* [Problem details]
Please find how many lines of the data contain the string "patients", and respond with that number only.

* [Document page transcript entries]
━━━━━━

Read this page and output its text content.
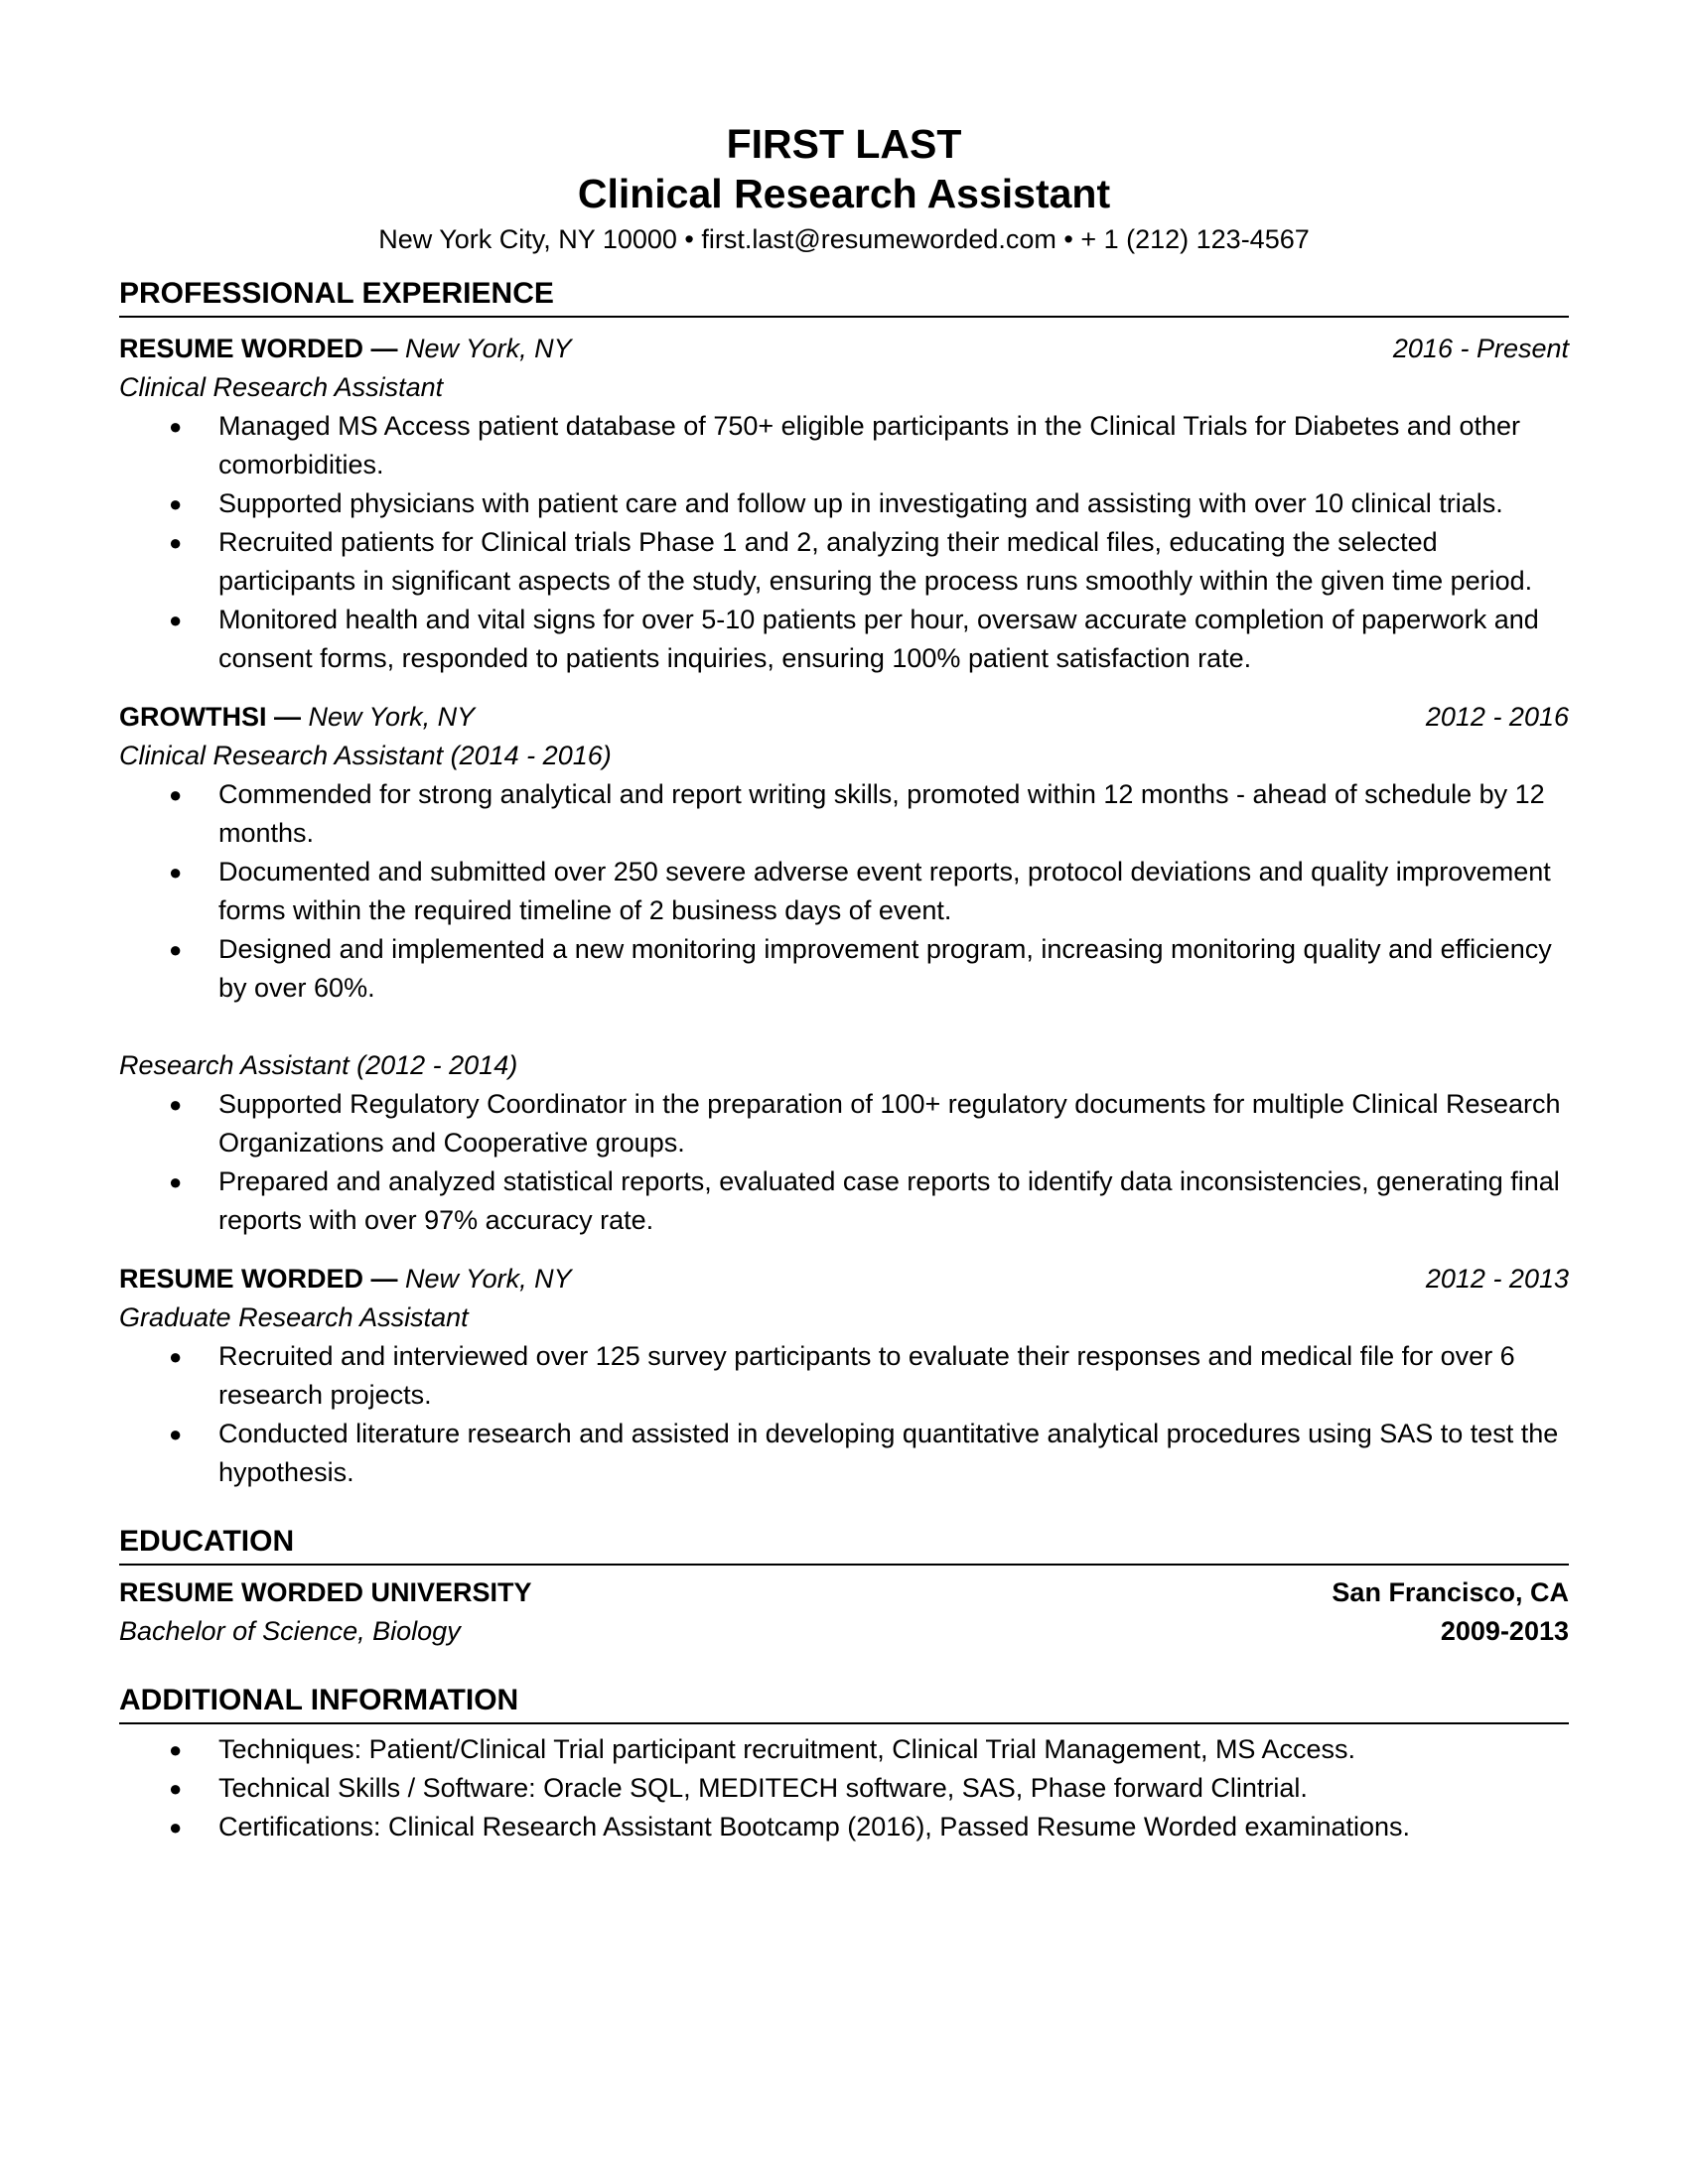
FIRST LAST
Clinical Research Assistant
New York City, NY 10000 • first.last@resumeworded.com • + 1 (212) 123-4567
PROFESSIONAL EXPERIENCE
RESUME WORDED — New York, NY	2016 - Present
Clinical Research Assistant
● Managed MS Access patient database of 750+ eligible participants in the Clinical Trials for Diabetes and other comorbidities.
● Supported physicians with patient care and follow up in investigating and assisting with over 10 clinical trials.
● Recruited patients for Clinical trials Phase 1 and 2, analyzing their medical files, educating the selected participants in significant aspects of the study, ensuring the process runs smoothly within the given time period.
● Monitored health and vital signs for over 5-10 patients per hour, oversaw accurate completion of paperwork and consent forms, responded to patients inquiries, ensuring 100% patient satisfaction rate.
GROWTHSI — New York, NY	2012 - 2016
Clinical Research Assistant (2014 - 2016)
● Commended for strong analytical and report writing skills, promoted within 12 months - ahead of schedule by 12 months.
● Documented and submitted over 250 severe adverse event reports, protocol deviations and quality improvement forms within the required timeline of 2 business days of event.
● Designed and implemented a new monitoring improvement program, increasing monitoring quality and efficiency by over 60%.
Research Assistant (2012 - 2014)
● Supported Regulatory Coordinator in the preparation of 100+ regulatory documents for multiple Clinical Research Organizations and Cooperative groups.
● Prepared and analyzed statistical reports, evaluated case reports to identify data inconsistencies, generating final reports with over 97% accuracy rate.
RESUME WORDED — New York, NY	2012 - 2013
Graduate Research Assistant
● Recruited and interviewed over 125 survey participants to evaluate their responses and medical file for over 6 research projects.
● Conducted literature research and assisted in developing quantitative analytical procedures using SAS to test the hypothesis.
EDUCATION
RESUME WORDED UNIVERSITY	San Francisco, CA
Bachelor of Science, Biology	2009-2013
ADDITIONAL INFORMATION
● Techniques: Patient/Clinical Trial participant recruitment, Clinical Trial Management, MS Access.
● Technical Skills / Software: Oracle SQL, MEDITECH software, SAS, Phase forward Clintrial.
● Certifications: Clinical Research Assistant Bootcamp (2016), Passed Resume Worded examinations.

━━━━━━

* [Response to this task]
2